* GEZEIGTER TEXT
*****

„James Cook“ Besuch in den Kunst- und Ausstellungshallen der BRD

James Cook (1728 – 1779), so erfuhren die Mitglieder des Heimat- und Geschichtsvereins zu Beginn der Führung durch Uwe Fich, hat eigentlich nichts entdeckt.

Trotzdem ist sein Name als besonderer Seefahrer in die Geschichte eingegangen. Seine in drei Reisen angesammelten Exponate sind erstmalig in einer Ausstellung zusammen-getragen worden, die neue Erkenntnisse über eine Vielzahl von Disziplinen wie Navi-gation, Astronomie, Naturgeschichte, Philosophie und Kunst ergaben. U. a. haben diese Reisen die Begründung einer neuen Wissenschaft bewirkt, der Ethnologie = Völkerkunde.

Diese Exponate waren bereits Ende des 18. Jahrhunderts bekannt, aber in verschiedenen naturkundlichen Sammlungen in ganz Europa verstreut.

Federornamente, Holzskulpturen und andere Exponate sind kunsthistorisch von großem Wert, da Vergleichbares in der Südsee heute nicht mehr zu finden ist.

Begleitet wurde James Cook auf seinen Reisen von Persönlichkeiten, die nicht zuletzt dazu beitrugen, dass die Reisen von solch weittragender Bedeutung sind.

*****

* BEREITGESTELLTE ANGABEN

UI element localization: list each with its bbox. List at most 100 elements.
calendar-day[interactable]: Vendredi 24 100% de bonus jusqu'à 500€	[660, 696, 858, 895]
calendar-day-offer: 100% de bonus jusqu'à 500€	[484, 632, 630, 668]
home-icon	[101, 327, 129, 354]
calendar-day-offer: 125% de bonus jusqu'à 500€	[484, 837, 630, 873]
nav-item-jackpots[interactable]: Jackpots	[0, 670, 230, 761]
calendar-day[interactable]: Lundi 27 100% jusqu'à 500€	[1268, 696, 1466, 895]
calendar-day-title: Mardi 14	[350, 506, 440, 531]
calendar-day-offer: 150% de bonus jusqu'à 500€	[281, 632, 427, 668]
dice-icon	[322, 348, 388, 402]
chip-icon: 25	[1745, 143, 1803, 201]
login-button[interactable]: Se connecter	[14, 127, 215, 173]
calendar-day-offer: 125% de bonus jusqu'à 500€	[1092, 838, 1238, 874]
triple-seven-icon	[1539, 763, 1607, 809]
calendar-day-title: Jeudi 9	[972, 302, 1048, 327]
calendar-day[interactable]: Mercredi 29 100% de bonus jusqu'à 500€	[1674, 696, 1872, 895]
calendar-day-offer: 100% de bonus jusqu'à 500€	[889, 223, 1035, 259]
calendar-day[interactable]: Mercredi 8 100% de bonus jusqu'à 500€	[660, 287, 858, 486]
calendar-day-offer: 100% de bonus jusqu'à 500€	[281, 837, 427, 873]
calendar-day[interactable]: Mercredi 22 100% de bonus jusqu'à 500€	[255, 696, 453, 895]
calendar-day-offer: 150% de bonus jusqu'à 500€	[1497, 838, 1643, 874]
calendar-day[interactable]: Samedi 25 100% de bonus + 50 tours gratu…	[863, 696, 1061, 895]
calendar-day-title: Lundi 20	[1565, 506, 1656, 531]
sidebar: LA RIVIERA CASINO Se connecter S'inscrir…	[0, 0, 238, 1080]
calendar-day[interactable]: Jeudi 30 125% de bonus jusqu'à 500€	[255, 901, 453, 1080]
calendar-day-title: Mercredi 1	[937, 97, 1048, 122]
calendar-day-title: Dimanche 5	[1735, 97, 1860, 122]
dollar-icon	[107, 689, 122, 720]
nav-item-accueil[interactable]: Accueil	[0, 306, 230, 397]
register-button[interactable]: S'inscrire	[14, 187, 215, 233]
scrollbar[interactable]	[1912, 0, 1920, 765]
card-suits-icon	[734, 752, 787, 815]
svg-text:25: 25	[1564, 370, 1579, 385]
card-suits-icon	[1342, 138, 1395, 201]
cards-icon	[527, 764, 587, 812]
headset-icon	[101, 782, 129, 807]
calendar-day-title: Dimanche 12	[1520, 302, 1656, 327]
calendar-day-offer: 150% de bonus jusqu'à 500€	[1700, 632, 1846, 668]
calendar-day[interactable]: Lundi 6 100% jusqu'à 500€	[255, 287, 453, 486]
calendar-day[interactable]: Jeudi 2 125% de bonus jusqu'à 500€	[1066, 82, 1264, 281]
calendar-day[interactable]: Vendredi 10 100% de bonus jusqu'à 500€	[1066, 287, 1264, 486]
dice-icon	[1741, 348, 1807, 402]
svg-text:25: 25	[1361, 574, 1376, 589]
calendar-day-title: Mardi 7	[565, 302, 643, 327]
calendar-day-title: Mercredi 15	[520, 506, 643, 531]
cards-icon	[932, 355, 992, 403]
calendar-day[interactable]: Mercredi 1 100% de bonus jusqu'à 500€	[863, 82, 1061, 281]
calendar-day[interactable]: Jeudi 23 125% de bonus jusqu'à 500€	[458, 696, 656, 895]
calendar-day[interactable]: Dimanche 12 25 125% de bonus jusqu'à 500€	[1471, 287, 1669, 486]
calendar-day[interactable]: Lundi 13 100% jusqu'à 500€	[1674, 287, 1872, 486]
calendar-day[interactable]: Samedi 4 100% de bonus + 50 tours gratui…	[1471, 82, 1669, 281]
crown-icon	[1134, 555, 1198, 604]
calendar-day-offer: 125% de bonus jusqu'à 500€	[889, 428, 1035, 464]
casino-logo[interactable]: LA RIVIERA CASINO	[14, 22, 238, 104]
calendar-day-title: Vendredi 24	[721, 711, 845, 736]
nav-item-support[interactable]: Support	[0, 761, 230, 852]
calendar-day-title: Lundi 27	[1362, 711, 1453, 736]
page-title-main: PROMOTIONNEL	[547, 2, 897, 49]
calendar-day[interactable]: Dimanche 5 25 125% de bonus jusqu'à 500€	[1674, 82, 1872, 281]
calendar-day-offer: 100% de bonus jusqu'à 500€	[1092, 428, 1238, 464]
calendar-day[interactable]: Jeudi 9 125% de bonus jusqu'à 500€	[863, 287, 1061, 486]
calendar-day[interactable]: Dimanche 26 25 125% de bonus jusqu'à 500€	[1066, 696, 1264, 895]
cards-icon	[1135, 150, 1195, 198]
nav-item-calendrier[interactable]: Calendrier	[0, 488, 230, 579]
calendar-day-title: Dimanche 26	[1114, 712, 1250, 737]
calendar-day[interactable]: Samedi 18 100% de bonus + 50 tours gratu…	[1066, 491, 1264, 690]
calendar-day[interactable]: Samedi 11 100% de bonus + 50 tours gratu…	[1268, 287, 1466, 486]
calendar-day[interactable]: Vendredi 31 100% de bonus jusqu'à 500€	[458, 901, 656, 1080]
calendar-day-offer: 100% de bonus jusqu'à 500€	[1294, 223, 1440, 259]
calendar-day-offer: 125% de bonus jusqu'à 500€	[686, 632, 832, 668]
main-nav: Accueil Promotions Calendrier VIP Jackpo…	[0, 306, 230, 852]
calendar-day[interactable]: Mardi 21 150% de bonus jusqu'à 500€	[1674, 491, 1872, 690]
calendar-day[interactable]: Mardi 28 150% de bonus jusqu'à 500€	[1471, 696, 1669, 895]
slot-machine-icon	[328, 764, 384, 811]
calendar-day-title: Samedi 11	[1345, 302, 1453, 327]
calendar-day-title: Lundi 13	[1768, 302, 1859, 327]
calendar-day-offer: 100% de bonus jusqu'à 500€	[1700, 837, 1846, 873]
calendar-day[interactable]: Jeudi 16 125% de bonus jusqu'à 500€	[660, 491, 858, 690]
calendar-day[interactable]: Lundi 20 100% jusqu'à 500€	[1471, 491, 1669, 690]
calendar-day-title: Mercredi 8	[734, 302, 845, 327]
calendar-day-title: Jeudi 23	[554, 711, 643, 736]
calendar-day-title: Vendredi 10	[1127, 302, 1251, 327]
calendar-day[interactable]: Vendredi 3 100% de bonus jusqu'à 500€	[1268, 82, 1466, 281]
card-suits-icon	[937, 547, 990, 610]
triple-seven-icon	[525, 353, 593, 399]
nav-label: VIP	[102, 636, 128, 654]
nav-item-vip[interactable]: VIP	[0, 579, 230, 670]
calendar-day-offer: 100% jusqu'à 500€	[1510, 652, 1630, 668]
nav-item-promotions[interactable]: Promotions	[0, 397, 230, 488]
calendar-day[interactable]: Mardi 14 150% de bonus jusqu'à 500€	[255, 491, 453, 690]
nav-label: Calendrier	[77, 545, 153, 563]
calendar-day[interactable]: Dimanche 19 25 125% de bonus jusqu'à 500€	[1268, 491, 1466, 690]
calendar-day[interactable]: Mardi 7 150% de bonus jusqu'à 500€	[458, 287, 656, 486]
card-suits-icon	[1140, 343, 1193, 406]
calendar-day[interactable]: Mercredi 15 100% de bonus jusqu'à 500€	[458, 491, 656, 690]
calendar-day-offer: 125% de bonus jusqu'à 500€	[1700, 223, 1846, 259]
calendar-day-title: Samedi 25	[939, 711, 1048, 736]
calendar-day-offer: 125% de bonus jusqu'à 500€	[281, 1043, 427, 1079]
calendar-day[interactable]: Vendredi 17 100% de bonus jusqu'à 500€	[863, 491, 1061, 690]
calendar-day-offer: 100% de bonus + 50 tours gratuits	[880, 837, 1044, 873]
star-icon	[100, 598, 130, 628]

*****

* AUFGABE A
Welche neue Wissenschaft wurde laut dem Bericht über die James-Cook-Ausstellung durch Cooks Reisen begründet?
* AUFGABE B
Nimm bitte den Bericht über den Besuch der James-Cook-Ausstellung nach seinem letzten Satz wieder auf und schreibe ihn weiter.

* ERGEBNIS A
Die Ethnologie, also die Völkerkunde.

* ERGEBNIS B
Der Botaniker Joseph Banks, ein begüterter Engländer brachte von der ersten Reise

Eukalyptus, Akazie und Mimose nach Europa. Neuseeland und Australien wurden auf dieser Reise erstmal kartographiert.

Georg Forster, ein deutscher Reiseschriftsteller, verdanken wir eine wissenschaftlich fundierte Reiseliteratur, die er mit seinem Vater, ebenfalls Botaniker, auf der zweiten Reise Cooks erstellte. Diese Reise führte zu den Tonga-Inseln und den Osterinseln.

In einem monumentalen Ölgemälde stellte der Maler W. Hodges Kriegsboote dar.

Die dritte Reise führte entlang der nordamerikanischen Küste. Diese Reise wurde von John Webber in minutiösen Details dokumentiert.

Auf dieser Reise starb Cook 1779 eines gewaltsamen Todes in Hawaii.

Diese Ausstellung anzubieten und zu besuchen, war eine gute Wahl des Heimatvereins.